(WRITTEN REQUEST)
Everything in the listing should be restated word for word.

*** DATA PROVIDED

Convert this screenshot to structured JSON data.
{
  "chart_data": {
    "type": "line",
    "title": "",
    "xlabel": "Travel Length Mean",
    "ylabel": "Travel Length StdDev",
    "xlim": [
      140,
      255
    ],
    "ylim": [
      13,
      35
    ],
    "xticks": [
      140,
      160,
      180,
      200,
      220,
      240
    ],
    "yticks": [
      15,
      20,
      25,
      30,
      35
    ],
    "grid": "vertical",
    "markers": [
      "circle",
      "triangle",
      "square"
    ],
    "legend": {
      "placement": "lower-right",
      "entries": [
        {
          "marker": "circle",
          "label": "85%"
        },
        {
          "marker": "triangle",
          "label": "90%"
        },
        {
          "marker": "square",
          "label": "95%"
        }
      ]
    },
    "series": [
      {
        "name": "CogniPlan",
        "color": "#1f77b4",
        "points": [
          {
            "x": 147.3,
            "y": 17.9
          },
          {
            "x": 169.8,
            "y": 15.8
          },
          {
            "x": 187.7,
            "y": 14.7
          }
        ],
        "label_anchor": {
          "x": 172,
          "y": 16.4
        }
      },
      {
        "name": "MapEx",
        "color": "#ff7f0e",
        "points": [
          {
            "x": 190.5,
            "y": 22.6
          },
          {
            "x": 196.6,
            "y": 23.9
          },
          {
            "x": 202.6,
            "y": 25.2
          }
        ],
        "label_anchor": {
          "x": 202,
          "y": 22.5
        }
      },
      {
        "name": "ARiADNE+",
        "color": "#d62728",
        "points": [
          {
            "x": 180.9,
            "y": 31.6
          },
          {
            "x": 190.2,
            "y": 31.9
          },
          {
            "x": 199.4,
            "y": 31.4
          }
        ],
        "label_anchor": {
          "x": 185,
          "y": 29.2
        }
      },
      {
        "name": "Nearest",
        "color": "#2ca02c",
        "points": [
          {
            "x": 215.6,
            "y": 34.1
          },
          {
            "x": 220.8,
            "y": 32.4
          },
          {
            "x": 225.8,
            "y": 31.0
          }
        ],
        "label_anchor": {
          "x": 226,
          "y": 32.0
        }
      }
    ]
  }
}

******

(WRITTEN RESPONSE)
Convert this screenshot to structured JSON data.
{
  "chart_data": {
    "type": "line",
    "title": "",
    "xlabel": "Travel Length Mean",
    "ylabel": "Travel Length StdDev",
    "xlim": [
      140,
      255
    ],
    "ylim": [
      13,
      35
    ],
    "xticks": [
      140,
      160,
      180,
      200,
      220,
      240
    ],
    "yticks": [
      15,
      20,
      25,
      30,
      35
    ],
    "grid": "vertical",
    "markers": [
      "circle",
      "triangle",
      "square"
    ],
    "legend": {
      "placement": "lower-right",
      "entries": [
        {
          "marker": "circle",
          "label": "85%"
        },
        {
          "marker": "triangle",
          "label": "90%"
        },
        {
          "marker": "square",
          "label": "95%"
        }
      ]
    },
    "series": [
      {
        "name": "CogniPlan",
        "color": "#1f77b4",
        "points": [
          {
            "x": 147.3,
            "y": 17.9
          },
          {
            "x": 169.8,
            "y": 15.8
          },
          {
            "x": 187.7,
            "y": 14.7
          }
        ],
        "label_anchor": {
          "x": 172,
          "y": 16.4
        }
      },
      {
        "name": "MapEx",
        "color": "#ff7f0e",
        "points": [
          {
            "x": 190.5,
            "y": 22.6
          },
          {
            "x": 196.6,
            "y": 23.9
          },
          {
            "x": 202.6,
            "y": 25.2
          }
        ],
        "label_anchor": {
          "x": 202,
          "y": 22.5
        }
      },
      {
        "name": "ARiADNE+",
        "color": "#d62728",
        "points": [
          {
            "x": 180.9,
            "y": 31.6
          },
          {
            "x": 190.2,
            "y": 31.9
          },
          {
            "x": 199.4,
            "y": 31.4
          }
        ],
        "label_anchor": {
          "x": 185,
          "y": 29.2
        }
      },
      {
        "name": "Nearest",
        "color": "#2ca02c",
        "points": [
          {
            "x": 215.6,
            "y": 34.1
          },
          {
            "x": 220.8,
            "y": 32.4
          },
          {
            "x": 225.8,
            "y": 31.0
          }
        ],
        "label_anchor": {
          "x": 226,
          "y": 32.0
        }
      }
    ]
  }
}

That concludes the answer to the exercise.